# [GOAL OF THE EXERCISE]
Set down exactly the lines from the one containing "Transcribe the text in this document." through the last line of the records below, both included, and nothing else.
── ENTRIES
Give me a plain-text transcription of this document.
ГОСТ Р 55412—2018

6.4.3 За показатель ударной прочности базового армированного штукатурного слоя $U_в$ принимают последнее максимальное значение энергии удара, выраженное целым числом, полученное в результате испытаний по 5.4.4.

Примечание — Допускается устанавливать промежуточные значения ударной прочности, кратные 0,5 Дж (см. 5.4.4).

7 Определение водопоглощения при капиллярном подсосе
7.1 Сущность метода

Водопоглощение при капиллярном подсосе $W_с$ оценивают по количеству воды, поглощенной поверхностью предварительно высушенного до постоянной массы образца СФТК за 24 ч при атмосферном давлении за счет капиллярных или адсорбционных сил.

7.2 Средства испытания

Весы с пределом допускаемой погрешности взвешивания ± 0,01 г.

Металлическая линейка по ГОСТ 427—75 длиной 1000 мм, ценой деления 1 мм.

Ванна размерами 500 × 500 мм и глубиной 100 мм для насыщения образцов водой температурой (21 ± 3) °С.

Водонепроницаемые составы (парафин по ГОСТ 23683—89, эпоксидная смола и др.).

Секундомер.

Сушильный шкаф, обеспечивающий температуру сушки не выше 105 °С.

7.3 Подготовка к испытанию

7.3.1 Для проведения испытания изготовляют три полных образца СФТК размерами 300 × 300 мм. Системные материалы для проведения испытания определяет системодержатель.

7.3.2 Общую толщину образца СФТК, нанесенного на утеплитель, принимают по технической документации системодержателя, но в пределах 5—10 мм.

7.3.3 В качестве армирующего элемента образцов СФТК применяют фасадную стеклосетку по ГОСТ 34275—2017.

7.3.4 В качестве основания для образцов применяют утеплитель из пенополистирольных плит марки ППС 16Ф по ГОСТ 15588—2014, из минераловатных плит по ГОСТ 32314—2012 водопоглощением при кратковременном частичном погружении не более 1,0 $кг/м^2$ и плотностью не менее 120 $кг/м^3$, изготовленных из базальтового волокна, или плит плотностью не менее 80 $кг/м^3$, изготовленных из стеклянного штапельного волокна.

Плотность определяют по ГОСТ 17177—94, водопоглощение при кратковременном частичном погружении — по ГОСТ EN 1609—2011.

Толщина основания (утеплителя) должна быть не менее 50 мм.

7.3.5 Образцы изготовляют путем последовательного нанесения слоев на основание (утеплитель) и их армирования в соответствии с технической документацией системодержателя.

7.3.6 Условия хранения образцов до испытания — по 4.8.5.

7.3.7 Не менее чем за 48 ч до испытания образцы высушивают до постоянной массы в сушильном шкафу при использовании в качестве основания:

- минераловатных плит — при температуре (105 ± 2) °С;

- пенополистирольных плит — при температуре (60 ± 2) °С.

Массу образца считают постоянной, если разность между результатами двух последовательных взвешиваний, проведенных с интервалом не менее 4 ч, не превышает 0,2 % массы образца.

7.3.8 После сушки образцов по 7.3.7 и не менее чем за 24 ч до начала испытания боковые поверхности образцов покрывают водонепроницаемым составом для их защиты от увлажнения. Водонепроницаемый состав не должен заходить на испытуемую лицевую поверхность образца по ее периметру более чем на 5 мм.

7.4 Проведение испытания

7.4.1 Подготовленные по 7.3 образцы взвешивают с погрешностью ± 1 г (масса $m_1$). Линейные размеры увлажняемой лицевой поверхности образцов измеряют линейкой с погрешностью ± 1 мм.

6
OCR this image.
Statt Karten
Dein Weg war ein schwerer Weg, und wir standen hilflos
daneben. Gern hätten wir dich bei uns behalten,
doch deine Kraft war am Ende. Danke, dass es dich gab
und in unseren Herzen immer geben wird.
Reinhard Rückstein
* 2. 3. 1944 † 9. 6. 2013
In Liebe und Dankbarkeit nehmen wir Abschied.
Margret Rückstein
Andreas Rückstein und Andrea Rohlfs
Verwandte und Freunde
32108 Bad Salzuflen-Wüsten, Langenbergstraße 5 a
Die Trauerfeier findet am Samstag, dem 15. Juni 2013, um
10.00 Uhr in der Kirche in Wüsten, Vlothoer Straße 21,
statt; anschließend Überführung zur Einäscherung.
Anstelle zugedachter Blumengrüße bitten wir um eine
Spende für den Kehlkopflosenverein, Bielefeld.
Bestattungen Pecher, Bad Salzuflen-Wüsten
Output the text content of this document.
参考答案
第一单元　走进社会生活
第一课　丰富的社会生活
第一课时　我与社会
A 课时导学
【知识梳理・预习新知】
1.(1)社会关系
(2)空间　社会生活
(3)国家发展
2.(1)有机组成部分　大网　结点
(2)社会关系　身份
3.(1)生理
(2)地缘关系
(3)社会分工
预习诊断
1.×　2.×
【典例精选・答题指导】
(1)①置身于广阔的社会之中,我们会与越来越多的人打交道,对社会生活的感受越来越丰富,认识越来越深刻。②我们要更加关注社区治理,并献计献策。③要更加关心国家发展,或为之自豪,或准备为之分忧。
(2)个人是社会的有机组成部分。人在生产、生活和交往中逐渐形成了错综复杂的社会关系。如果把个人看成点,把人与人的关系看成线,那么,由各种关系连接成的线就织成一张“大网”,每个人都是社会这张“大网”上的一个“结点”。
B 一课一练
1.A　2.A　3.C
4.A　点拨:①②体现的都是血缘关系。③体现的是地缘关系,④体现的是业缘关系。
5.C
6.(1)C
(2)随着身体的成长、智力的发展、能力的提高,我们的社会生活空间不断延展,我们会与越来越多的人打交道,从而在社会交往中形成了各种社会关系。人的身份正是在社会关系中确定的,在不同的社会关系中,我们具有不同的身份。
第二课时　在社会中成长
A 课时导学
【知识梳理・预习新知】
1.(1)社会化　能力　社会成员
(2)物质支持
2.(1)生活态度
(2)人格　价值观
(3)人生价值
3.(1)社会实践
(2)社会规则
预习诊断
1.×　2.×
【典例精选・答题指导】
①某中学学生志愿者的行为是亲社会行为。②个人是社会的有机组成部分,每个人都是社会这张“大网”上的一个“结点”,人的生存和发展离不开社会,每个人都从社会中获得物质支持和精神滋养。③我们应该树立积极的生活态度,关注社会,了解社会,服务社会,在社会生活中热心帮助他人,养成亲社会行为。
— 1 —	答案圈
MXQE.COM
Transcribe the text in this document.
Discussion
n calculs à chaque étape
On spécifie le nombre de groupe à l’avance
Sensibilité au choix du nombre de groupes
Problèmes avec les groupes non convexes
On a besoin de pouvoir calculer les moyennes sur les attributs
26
────
# [SOLUTION FOR THIS EXERCISE]
Transcribe the text in this document.
Discussion
n calculs à chaque étape
On spécifie le nombre de groupe à l’avance
Sensibilité au choix du nombre de groupes
Problèmes avec les groupes non convexes
On a besoin de pouvoir calculer les moyennes sur les attributs
26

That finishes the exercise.